__Work to be completed__
Go through the material below and copy all lines with "loving".

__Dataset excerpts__
· · ·

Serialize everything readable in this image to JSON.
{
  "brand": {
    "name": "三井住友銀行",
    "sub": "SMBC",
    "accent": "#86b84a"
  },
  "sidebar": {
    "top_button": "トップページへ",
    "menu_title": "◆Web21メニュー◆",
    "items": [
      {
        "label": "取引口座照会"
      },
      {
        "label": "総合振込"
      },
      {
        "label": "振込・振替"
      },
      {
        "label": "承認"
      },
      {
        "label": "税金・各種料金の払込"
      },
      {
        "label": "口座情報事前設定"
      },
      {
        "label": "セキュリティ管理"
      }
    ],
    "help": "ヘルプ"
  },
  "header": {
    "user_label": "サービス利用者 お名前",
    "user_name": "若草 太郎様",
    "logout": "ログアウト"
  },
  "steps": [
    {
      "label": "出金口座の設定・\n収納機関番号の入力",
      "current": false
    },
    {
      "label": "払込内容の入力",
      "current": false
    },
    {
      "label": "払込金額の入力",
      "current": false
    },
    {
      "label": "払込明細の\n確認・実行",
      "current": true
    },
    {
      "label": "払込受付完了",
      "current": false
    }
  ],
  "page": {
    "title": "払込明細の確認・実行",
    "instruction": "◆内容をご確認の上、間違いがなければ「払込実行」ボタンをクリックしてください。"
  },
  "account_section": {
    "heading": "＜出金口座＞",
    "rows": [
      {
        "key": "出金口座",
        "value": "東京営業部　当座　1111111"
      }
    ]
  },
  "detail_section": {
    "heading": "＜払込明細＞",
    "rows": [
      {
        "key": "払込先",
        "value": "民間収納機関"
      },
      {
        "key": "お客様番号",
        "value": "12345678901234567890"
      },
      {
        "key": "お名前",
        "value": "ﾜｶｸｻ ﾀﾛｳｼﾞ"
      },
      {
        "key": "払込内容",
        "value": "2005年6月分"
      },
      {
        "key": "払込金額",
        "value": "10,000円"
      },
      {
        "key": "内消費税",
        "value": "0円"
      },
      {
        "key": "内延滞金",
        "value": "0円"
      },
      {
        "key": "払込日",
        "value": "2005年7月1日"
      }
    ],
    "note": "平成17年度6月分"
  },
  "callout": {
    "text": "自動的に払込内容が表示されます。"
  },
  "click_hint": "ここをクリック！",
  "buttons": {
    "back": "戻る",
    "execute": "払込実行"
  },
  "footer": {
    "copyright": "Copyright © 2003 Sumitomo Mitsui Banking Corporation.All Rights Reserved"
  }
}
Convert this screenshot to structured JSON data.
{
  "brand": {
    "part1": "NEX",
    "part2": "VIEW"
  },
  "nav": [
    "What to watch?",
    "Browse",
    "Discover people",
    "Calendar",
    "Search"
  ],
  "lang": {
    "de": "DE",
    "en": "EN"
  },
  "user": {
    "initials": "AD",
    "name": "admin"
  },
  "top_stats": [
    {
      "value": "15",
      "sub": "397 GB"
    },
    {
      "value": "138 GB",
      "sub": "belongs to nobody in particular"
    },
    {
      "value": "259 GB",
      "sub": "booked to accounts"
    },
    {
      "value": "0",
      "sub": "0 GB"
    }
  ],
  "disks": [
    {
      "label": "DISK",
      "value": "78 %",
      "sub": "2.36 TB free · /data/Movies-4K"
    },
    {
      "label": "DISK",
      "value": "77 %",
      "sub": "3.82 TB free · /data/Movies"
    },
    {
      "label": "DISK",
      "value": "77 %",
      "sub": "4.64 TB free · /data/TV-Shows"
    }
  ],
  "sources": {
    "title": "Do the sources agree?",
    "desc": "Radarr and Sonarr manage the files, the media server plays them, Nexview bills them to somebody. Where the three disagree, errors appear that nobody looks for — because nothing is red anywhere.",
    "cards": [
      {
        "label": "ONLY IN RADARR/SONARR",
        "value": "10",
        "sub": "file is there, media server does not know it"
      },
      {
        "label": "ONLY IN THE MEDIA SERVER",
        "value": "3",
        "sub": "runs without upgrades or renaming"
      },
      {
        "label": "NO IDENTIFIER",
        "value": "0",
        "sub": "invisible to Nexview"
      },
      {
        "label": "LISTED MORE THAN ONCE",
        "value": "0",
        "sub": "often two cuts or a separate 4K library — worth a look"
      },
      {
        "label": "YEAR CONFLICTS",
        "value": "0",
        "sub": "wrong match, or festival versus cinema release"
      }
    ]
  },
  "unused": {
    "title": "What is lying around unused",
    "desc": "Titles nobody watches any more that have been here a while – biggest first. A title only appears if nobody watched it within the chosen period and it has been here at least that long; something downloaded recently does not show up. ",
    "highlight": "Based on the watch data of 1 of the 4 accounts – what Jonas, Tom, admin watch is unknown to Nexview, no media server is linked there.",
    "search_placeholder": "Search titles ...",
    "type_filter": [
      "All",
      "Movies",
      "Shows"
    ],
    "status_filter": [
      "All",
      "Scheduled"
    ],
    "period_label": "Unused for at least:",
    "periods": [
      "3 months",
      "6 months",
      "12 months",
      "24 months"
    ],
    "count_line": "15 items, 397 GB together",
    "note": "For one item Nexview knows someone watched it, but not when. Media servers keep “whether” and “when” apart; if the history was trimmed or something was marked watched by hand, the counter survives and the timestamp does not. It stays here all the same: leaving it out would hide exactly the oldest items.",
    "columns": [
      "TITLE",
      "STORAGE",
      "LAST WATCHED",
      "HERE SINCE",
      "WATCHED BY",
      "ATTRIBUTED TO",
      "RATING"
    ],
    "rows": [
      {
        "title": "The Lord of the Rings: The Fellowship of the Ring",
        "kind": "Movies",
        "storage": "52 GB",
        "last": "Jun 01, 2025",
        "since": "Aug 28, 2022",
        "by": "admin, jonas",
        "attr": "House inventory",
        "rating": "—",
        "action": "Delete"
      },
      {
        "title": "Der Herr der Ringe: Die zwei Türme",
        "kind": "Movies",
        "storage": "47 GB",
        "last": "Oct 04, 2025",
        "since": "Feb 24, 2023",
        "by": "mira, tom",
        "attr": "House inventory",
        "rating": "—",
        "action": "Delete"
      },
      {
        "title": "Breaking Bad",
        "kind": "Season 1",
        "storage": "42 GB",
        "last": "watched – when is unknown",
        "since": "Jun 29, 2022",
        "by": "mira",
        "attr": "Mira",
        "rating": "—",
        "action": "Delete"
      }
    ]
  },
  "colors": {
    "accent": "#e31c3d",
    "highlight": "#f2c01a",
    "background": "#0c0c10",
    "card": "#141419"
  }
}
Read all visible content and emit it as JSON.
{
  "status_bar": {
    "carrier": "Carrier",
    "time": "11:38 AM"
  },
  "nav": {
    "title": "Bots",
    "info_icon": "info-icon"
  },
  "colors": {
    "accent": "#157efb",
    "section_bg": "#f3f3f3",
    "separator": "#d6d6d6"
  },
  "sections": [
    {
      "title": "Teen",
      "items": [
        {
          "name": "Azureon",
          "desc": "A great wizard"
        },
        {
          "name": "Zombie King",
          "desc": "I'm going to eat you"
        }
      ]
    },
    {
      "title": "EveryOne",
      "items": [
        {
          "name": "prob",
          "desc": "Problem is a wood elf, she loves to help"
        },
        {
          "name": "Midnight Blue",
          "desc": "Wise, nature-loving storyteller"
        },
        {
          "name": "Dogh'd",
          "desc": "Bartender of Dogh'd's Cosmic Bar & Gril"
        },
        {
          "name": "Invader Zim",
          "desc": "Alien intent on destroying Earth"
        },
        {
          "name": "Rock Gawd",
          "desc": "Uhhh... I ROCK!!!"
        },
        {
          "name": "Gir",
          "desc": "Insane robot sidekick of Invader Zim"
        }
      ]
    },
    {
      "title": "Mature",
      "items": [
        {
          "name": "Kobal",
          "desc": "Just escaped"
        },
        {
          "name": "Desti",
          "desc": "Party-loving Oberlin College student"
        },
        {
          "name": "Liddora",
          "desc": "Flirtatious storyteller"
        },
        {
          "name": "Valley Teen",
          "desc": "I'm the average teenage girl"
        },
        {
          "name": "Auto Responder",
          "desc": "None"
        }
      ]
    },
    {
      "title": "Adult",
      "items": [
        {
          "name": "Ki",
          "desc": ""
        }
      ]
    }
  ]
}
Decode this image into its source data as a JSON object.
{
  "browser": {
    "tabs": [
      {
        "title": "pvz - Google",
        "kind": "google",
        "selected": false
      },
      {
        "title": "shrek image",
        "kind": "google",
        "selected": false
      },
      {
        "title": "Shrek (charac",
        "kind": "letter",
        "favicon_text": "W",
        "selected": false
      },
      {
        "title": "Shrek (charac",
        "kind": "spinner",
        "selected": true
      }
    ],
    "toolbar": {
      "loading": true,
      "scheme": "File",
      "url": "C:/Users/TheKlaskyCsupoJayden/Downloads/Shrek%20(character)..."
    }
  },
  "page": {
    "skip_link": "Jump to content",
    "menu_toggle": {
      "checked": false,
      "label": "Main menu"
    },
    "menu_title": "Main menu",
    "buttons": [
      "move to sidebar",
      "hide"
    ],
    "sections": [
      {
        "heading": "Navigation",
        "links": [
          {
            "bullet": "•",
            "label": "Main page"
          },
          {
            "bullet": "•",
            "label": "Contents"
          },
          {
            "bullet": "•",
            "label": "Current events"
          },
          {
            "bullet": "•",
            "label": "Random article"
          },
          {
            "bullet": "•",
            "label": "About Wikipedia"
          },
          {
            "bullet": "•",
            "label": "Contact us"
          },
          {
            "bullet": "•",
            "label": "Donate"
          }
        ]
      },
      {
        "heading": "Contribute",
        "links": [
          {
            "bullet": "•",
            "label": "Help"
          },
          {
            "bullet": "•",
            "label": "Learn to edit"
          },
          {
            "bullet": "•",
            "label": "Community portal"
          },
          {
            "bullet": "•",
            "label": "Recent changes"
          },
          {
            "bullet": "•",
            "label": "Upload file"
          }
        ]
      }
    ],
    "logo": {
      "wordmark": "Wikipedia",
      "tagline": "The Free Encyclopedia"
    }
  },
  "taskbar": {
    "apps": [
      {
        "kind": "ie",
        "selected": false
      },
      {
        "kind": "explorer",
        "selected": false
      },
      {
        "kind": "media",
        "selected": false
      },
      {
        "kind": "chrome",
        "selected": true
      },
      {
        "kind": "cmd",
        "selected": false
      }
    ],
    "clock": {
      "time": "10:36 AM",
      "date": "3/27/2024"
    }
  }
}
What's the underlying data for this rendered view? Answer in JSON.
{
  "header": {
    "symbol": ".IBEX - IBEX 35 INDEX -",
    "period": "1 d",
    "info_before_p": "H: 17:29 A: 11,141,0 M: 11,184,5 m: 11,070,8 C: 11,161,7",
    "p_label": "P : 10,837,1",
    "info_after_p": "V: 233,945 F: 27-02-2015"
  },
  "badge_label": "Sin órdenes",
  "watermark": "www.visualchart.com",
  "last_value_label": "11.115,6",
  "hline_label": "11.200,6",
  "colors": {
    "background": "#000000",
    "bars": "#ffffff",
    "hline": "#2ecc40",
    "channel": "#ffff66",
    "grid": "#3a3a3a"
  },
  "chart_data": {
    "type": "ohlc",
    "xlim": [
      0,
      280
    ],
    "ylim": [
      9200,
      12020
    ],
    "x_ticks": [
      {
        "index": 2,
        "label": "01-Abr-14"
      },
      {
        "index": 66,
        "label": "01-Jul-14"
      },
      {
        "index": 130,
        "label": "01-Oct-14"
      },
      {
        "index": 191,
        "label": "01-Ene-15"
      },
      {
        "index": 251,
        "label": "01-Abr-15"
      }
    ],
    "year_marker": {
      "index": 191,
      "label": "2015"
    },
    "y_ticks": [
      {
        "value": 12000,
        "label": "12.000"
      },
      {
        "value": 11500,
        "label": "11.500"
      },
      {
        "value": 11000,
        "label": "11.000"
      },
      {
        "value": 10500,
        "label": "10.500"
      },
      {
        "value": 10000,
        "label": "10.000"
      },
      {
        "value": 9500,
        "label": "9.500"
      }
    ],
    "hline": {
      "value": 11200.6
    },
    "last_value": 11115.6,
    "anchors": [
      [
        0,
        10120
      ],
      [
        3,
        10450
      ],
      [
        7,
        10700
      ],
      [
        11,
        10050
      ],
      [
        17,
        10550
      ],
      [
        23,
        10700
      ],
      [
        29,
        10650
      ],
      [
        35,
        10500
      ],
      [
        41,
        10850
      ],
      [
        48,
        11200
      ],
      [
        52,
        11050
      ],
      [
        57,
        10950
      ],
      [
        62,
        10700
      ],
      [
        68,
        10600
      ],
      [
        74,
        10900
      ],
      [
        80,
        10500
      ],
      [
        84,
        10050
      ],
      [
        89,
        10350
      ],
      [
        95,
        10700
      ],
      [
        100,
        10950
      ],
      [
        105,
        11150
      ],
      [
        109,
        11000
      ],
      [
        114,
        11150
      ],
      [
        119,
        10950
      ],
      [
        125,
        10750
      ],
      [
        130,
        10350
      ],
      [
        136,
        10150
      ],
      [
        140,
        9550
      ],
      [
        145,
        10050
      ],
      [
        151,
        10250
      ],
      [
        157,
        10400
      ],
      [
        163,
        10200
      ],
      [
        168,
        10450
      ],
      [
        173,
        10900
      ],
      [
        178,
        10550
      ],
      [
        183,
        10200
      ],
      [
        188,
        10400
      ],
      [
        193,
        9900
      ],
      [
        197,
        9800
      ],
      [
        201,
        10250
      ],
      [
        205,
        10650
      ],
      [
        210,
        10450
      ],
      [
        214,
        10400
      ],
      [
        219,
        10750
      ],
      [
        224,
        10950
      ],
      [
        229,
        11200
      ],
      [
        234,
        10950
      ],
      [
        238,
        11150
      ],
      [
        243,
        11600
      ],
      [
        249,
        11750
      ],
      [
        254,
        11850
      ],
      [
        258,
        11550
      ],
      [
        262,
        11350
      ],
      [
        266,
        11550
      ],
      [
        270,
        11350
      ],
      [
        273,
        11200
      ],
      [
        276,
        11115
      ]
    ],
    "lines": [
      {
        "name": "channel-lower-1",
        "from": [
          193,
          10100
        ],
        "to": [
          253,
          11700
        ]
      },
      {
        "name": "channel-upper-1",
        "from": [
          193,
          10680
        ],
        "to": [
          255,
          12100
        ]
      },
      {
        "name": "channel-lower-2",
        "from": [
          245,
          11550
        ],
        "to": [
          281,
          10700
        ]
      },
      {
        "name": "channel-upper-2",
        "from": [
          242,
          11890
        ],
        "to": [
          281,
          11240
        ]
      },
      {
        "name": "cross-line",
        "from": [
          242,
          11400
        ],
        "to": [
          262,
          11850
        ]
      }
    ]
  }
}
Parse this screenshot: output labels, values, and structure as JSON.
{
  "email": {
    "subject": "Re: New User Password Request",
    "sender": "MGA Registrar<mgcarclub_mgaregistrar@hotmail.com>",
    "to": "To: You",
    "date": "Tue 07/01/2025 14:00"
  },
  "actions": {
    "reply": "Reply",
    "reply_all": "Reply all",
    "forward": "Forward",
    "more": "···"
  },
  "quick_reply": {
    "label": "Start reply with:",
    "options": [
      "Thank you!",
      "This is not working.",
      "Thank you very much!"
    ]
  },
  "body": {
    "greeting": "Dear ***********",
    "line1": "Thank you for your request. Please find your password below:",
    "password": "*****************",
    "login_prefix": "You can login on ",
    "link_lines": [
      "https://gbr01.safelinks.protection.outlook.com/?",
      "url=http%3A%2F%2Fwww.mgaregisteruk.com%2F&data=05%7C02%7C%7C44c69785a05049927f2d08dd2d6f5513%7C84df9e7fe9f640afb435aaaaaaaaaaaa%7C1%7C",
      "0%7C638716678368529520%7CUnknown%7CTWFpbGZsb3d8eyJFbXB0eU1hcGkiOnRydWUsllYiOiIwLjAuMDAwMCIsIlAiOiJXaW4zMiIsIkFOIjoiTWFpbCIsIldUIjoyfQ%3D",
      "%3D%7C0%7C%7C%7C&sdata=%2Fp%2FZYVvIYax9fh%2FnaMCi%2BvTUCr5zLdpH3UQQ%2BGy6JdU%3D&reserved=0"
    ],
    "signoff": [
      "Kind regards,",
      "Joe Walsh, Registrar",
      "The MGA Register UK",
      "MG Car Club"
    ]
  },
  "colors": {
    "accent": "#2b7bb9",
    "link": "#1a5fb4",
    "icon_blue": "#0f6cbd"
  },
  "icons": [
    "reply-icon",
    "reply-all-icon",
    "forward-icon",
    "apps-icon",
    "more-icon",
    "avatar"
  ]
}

· · ·

__Full response__
          "desc": "Wise, nature-loving storyteller"
          "desc": "Party-loving Oberlin College student"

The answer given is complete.